How many lines of these entries include the string "change"? State the number alone.

^^^^^^^^^^^^^^^^

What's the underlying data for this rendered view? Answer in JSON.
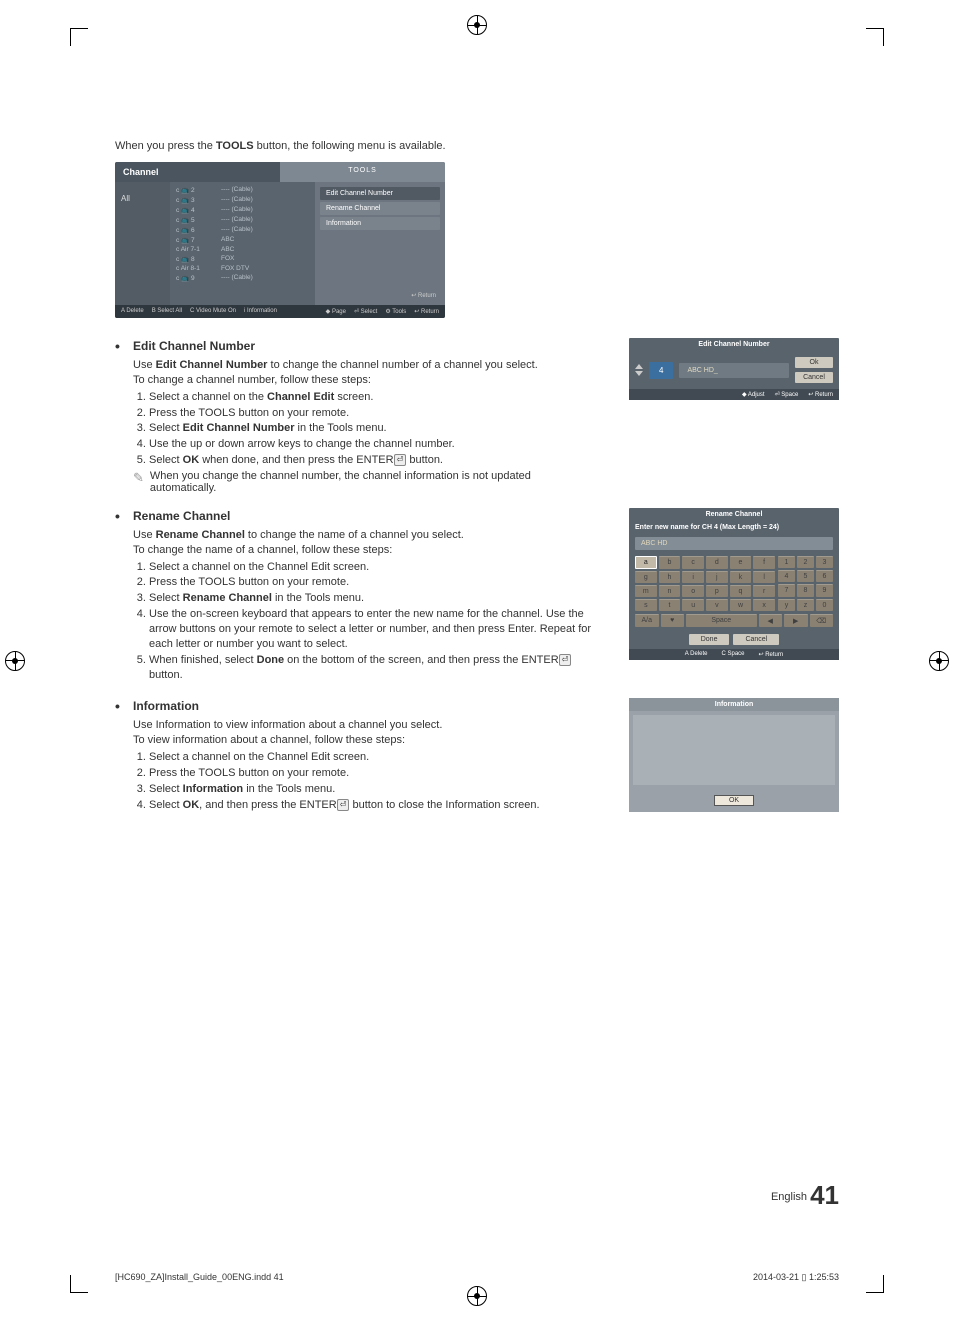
{
  "intro": {
    "pre": "When you press the ",
    "tools": "TOOLS",
    "post": " button, the following menu is available."
  },
  "ss": {
    "title": "Channel",
    "toolsTab": "TOOLS",
    "all": "All",
    "rows": [
      {
        "ch": "c 📺 2",
        "name": "---- (Cable)"
      },
      {
        "ch": "c 📺 3",
        "name": "---- (Cable)"
      },
      {
        "ch": "c 📺 4",
        "name": "---- (Cable)"
      },
      {
        "ch": "c 📺 5",
        "name": "---- (Cable)"
      },
      {
        "ch": "c 📺 6",
        "name": "---- (Cable)"
      },
      {
        "ch": "c 📺 7",
        "name": "ABC"
      },
      {
        "ch": "c Air 7-1",
        "name": "ABC"
      },
      {
        "ch": "c 📺 8",
        "name": "FOX"
      },
      {
        "ch": "c Air 8-1",
        "name": "FOX DTV"
      },
      {
        "ch": "c 📺 9",
        "name": "---- (Cable)"
      }
    ],
    "menu": {
      "m1": "Edit Channel Number",
      "m2": "Rename Channel",
      "m3": "Information",
      "ret": "↩ Return"
    },
    "tb": {
      "a": "A Delete",
      "b": "B Select All",
      "c": "C Video Mute On",
      "d": "i Information",
      "e": "◆ Page",
      "f": "⏎ Select",
      "g": "⚙ Tools",
      "h": "↩ Return"
    }
  },
  "sec1": {
    "h": "Edit Channel Number",
    "p1a": "Use ",
    "p1b": "Edit Channel Number",
    "p1c": " to change the channel number of a channel you select.",
    "p2": "To change a channel number, follow these steps:",
    "s1a": "Select a channel on the ",
    "s1b": "Channel Edit",
    "s1c": " screen.",
    "s2": "Press the TOOLS button on your remote.",
    "s3a": "Select ",
    "s3b": "Edit Channel Number",
    "s3c": " in the Tools menu.",
    "s4": "Use the up or down arrow keys to change the channel number.",
    "s5a": "Select ",
    "s5b": "OK",
    "s5c": " when done, and then press the ENTER",
    "s5d": " button.",
    "note": "When you change the channel number, the channel information is not updated automatically."
  },
  "panel1": {
    "title": "Edit Channel Number",
    "num": "4",
    "name": "ABC HD_",
    "ok": "Ok",
    "cancel": "Cancel",
    "f1": "◆ Adjust",
    "f2": "⏎ Space",
    "f3": "↩ Return"
  },
  "sec2": {
    "h": "Rename Channel",
    "p1a": "Use ",
    "p1b": "Rename Channel",
    "p1c": " to change the name of a channel you select.",
    "p2": "To change the name of a channel, follow these steps:",
    "s1": "Select a channel on the Channel Edit screen.",
    "s2": "Press the TOOLS button on your remote.",
    "s3a": "Select ",
    "s3b": "Rename Channel",
    "s3c": " in the Tools menu.",
    "s4": "Use the on-screen keyboard that appears to enter the new name for the channel. Use the arrow buttons on your remote to select a letter or number, and then press Enter. Repeat for each letter or number you want to select.",
    "s5a": "When finished, select ",
    "s5b": "Done",
    "s5c": " on the bottom of the screen, and then press the ENTER",
    "s5d": " button."
  },
  "panel2": {
    "title": "Rename Channel",
    "prompt": "Enter new name for CH 4 (Max Length = 24)",
    "inp": "ABC HD",
    "keys": [
      "a",
      "b",
      "c",
      "d",
      "e",
      "f",
      "g",
      "h",
      "i",
      "j",
      "k",
      "l",
      "m",
      "n",
      "o",
      "p",
      "q",
      "r",
      "s",
      "t",
      "u",
      "v",
      "w",
      "x"
    ],
    "nums": [
      "1",
      "2",
      "3",
      "4",
      "5",
      "6",
      "7",
      "8",
      "9",
      "y",
      "z",
      "0"
    ],
    "row5": {
      "a": "A/a",
      "b": "♥",
      "space": "Space",
      "l": "◀",
      "r": "▶",
      "del": "⌫"
    },
    "done": "Done",
    "cancel": "Cancel",
    "f1": "A Delete",
    "f2": "C Space",
    "f3": "↩ Return"
  },
  "sec3": {
    "h": "Information",
    "p1": "Use Information to view information about a channel you select.",
    "p2": "To view information about a channel, follow these steps:",
    "s1": "Select a channel on the Channel Edit screen.",
    "s2": "Press the TOOLS button on your remote.",
    "s3a": "Select ",
    "s3b": "Information",
    "s3c": " in the Tools menu.",
    "s4a": "Select ",
    "s4b": "OK",
    "s4c": ", and then press the ENTER",
    "s4d": " button to close the Information screen."
  },
  "panel3": {
    "title": "Information",
    "ok": "OK"
  },
  "footer": {
    "lang": "English",
    "page": "41"
  },
  "meta": {
    "file": "[HC690_ZA]Install_Guide_00ENG.indd   41",
    "ts": "2014-03-21   ▯ 1:25:53"
  },
  "enterGlyph": "⏎"
}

^^^^^^^^^^^^^^^^

*Task solution:* 6